- **Requirement**
Can you copy out everything from the first line of the material down to the line containing "x-tick-label: NOV-25 (1239, 944, 1317, 969)", that line included, reproducing each line verbatim?

##########

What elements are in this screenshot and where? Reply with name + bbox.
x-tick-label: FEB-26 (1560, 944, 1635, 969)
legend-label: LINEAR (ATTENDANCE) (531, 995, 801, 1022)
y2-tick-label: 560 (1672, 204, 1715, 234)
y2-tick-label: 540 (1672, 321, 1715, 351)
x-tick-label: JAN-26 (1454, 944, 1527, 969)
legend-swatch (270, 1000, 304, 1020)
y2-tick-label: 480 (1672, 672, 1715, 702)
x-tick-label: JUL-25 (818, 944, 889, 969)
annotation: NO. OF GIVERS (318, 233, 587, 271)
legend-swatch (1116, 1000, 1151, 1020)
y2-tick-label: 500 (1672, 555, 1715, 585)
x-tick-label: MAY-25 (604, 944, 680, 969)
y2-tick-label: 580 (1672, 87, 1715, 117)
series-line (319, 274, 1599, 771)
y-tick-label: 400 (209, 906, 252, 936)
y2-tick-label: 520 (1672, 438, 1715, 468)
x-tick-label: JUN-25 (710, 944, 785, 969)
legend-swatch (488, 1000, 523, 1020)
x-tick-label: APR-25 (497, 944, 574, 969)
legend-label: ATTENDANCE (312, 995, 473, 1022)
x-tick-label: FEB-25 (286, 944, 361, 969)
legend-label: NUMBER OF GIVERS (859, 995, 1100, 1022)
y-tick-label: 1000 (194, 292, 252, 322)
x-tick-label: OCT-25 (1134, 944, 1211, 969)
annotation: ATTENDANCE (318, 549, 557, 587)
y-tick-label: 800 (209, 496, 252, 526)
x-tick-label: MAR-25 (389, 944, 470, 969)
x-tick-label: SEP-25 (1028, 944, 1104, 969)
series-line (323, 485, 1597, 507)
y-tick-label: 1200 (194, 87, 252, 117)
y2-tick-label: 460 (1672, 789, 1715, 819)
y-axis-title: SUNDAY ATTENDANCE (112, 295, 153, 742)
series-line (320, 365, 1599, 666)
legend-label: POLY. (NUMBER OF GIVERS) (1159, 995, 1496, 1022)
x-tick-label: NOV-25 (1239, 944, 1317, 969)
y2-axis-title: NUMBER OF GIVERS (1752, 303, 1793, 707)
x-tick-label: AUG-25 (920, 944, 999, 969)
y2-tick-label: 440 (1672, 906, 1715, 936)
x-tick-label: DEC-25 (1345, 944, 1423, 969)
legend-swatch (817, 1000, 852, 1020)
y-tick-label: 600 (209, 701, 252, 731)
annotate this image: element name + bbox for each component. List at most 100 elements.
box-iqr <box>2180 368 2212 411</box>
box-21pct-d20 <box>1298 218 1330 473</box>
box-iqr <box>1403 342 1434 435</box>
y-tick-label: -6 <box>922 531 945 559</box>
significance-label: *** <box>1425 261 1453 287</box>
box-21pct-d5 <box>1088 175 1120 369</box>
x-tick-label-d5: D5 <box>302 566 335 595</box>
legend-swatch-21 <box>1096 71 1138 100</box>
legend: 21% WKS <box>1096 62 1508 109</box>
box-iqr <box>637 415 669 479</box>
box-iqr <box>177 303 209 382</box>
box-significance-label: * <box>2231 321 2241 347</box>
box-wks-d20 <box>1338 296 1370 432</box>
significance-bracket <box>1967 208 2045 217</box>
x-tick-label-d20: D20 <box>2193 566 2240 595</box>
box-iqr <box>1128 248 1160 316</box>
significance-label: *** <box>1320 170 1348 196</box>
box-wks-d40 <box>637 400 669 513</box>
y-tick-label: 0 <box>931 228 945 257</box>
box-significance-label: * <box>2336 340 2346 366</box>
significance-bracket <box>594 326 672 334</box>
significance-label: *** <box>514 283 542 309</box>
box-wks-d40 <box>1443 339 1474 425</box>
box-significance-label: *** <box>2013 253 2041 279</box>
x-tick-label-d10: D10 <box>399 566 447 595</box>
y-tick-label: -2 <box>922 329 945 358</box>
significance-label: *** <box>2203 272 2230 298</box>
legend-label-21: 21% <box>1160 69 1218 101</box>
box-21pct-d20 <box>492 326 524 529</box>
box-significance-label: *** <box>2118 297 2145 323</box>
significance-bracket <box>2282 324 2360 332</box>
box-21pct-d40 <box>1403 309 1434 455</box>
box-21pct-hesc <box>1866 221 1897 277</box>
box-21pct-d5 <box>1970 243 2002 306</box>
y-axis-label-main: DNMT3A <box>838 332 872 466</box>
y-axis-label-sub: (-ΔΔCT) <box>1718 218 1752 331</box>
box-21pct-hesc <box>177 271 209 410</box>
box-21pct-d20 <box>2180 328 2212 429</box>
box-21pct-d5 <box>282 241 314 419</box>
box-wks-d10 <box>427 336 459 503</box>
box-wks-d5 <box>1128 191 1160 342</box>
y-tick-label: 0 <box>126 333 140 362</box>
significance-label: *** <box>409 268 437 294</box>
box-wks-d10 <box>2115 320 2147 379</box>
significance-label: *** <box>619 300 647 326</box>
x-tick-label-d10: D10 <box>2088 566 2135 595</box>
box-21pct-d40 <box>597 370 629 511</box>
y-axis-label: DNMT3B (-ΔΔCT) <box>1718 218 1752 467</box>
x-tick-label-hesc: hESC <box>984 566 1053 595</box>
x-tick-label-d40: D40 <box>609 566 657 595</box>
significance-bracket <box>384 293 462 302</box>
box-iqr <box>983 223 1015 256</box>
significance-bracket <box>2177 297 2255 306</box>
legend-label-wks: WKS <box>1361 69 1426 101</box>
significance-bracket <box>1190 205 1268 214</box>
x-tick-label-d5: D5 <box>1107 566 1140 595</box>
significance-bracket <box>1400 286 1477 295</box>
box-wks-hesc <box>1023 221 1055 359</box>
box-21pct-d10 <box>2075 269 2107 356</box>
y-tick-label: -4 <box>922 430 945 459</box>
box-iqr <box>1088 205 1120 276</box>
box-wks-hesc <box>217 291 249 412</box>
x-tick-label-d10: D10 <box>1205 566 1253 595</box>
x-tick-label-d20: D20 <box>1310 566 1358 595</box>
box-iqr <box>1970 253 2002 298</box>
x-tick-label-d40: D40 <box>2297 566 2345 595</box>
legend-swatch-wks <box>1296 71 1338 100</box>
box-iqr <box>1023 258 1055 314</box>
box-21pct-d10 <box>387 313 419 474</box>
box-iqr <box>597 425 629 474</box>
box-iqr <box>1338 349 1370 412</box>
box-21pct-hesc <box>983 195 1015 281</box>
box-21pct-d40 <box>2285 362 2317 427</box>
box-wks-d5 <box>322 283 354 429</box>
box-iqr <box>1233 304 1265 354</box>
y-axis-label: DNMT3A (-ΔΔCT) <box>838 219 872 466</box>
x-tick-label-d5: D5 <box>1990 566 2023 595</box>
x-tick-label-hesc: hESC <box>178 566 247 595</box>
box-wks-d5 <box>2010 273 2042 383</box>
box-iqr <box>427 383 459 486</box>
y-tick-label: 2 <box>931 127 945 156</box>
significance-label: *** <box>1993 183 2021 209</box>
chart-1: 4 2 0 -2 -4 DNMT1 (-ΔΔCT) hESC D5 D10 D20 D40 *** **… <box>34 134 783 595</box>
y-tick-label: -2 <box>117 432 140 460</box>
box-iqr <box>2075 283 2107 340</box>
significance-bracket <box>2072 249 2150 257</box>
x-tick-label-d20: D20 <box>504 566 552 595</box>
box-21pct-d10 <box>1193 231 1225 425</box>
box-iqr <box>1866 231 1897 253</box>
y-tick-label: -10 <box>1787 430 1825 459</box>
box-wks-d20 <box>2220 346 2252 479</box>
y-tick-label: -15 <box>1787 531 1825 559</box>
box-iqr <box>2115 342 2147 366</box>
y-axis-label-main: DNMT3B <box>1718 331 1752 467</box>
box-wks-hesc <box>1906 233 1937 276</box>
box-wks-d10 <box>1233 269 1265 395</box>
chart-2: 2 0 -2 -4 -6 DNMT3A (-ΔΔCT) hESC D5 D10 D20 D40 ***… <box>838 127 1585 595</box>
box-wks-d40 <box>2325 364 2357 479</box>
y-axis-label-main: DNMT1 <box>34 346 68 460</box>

##########

- **Problem solution**
What elements are in this screenshot and where? Reply with name + bbox.
x-tick-label: FEB-26 (1560, 944, 1635, 969)
legend-label: LINEAR (ATTENDANCE) (531, 995, 801, 1022)
y2-tick-label: 560 (1672, 204, 1715, 234)
y2-tick-label: 540 (1672, 321, 1715, 351)
x-tick-label: JAN-26 (1454, 944, 1527, 969)
legend-swatch (270, 1000, 304, 1020)
y2-tick-label: 480 (1672, 672, 1715, 702)
x-tick-label: JUL-25 (818, 944, 889, 969)
annotation: NO. OF GIVERS (318, 233, 587, 271)
legend-swatch (1116, 1000, 1151, 1020)
y2-tick-label: 500 (1672, 555, 1715, 585)
x-tick-label: MAY-25 (604, 944, 680, 969)
y2-tick-label: 580 (1672, 87, 1715, 117)
series-line (319, 274, 1599, 771)
y-tick-label: 400 (209, 906, 252, 936)
y2-tick-label: 520 (1672, 438, 1715, 468)
x-tick-label: JUN-25 (710, 944, 785, 969)
legend-swatch (488, 1000, 523, 1020)
x-tick-label: APR-25 (497, 944, 574, 969)
legend-label: ATTENDANCE (312, 995, 473, 1022)
x-tick-label: FEB-25 (286, 944, 361, 969)
legend-label: NUMBER OF GIVERS (859, 995, 1100, 1022)
y-tick-label: 1000 (194, 292, 252, 322)
x-tick-label: OCT-25 (1134, 944, 1211, 969)
annotation: ATTENDANCE (318, 549, 557, 587)
y-tick-label: 800 (209, 496, 252, 526)
x-tick-label: MAR-25 (389, 944, 470, 969)
x-tick-label: SEP-25 (1028, 944, 1104, 969)
series-line (323, 485, 1597, 507)
y-tick-label: 1200 (194, 87, 252, 117)
y2-tick-label: 460 (1672, 789, 1715, 819)
y-axis-title: SUNDAY ATTENDANCE (112, 295, 153, 742)
series-line (320, 365, 1599, 666)
legend-label: POLY. (NUMBER OF GIVERS) (1159, 995, 1496, 1022)
x-tick-label: NOV-25 (1239, 944, 1317, 969)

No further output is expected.